* _What to produce_:
Filter the records below for the word "xlabel". Copy each line that holds it.

* _Supplied data_:
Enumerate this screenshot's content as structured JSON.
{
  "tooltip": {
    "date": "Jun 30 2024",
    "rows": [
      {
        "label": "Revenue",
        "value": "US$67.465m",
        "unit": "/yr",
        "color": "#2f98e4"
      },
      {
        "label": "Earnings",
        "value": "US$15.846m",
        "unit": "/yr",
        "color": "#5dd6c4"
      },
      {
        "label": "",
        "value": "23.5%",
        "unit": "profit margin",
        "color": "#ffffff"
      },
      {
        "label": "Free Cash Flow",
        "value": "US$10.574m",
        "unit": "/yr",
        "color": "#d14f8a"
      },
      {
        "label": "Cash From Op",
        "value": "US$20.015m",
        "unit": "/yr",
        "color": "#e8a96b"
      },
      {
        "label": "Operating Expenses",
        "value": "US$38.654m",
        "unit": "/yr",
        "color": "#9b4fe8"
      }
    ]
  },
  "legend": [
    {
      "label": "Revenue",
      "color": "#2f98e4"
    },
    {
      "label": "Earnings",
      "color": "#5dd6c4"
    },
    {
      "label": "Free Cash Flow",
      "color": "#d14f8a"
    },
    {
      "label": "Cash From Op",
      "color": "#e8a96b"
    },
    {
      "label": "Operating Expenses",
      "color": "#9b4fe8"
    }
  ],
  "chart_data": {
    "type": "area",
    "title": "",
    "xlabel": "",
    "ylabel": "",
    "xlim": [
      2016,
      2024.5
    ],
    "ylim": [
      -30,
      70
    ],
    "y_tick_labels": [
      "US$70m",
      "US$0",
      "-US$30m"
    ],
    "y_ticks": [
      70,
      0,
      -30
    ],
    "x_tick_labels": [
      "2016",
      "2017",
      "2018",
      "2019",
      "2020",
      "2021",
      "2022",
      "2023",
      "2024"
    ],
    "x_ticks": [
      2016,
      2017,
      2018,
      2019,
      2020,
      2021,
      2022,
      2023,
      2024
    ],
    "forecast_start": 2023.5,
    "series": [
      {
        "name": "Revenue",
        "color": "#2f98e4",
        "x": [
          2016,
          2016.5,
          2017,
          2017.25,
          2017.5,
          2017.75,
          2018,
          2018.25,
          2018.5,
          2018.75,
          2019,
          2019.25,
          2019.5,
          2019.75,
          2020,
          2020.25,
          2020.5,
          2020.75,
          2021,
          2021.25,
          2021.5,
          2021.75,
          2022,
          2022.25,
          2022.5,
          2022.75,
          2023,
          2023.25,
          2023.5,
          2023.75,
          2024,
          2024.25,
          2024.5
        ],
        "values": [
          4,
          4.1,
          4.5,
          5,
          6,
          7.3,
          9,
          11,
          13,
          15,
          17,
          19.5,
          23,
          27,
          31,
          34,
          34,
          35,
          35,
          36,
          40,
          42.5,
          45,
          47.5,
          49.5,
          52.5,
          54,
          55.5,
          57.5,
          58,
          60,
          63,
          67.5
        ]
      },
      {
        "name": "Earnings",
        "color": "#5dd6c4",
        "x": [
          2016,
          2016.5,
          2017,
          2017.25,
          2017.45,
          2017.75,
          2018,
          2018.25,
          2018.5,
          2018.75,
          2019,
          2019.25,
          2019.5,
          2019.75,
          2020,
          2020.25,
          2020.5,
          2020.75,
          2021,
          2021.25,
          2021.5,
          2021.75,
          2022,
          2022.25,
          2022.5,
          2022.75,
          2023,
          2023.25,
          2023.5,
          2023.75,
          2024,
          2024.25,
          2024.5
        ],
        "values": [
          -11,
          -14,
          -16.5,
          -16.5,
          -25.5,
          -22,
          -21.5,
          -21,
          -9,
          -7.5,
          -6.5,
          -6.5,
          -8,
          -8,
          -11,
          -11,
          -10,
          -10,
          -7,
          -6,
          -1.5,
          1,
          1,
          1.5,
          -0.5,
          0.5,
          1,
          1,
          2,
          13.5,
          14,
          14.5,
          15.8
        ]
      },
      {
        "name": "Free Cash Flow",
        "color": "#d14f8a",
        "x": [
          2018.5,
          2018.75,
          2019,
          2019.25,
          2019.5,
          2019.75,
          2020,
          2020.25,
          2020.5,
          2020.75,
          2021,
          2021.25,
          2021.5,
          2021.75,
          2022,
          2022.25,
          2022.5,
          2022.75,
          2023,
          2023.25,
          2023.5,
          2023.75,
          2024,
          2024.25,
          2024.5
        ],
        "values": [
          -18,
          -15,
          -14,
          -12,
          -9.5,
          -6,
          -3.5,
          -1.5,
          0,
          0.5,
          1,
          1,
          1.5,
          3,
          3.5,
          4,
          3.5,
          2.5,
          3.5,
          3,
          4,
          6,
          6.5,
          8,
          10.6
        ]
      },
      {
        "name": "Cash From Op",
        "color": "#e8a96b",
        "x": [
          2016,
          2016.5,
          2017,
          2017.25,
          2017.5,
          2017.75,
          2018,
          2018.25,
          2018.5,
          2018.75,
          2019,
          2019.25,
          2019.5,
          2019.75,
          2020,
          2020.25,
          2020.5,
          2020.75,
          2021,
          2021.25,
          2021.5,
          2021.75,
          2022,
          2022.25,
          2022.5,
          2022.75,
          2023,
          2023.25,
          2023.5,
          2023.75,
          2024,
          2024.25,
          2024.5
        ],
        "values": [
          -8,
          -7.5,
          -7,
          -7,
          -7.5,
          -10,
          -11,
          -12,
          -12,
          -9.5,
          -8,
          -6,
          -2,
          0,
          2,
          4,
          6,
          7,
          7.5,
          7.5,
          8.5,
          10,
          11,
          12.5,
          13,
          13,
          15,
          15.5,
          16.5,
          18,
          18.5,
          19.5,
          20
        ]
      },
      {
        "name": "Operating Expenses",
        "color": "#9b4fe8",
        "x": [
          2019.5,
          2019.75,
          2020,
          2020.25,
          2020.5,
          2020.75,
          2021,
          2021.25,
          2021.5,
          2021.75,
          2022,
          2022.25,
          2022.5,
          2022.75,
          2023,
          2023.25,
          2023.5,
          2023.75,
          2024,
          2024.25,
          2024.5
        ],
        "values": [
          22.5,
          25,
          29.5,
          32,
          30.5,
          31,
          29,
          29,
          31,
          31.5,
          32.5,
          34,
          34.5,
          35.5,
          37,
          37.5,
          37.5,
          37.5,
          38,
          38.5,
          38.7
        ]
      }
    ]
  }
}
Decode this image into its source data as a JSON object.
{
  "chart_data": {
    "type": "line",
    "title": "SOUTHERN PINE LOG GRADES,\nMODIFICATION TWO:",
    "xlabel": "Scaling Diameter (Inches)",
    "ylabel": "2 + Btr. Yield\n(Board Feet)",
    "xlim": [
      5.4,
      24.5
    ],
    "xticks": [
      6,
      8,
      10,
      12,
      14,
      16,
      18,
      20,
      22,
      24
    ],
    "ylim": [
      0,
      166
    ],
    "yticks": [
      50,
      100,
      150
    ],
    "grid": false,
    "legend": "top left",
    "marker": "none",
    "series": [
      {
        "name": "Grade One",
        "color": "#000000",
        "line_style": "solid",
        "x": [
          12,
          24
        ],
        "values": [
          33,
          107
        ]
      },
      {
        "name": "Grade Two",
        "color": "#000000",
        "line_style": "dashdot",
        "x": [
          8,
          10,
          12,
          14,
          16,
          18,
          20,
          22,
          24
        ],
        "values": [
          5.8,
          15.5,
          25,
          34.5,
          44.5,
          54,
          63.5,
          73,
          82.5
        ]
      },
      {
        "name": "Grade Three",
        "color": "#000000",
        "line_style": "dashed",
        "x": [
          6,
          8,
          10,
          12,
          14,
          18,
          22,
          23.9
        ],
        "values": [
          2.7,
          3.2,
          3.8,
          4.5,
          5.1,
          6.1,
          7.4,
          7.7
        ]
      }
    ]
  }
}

* _Final answer_:
    "xlabel": "",
    "xlabel": "Scaling Diameter (Inches)",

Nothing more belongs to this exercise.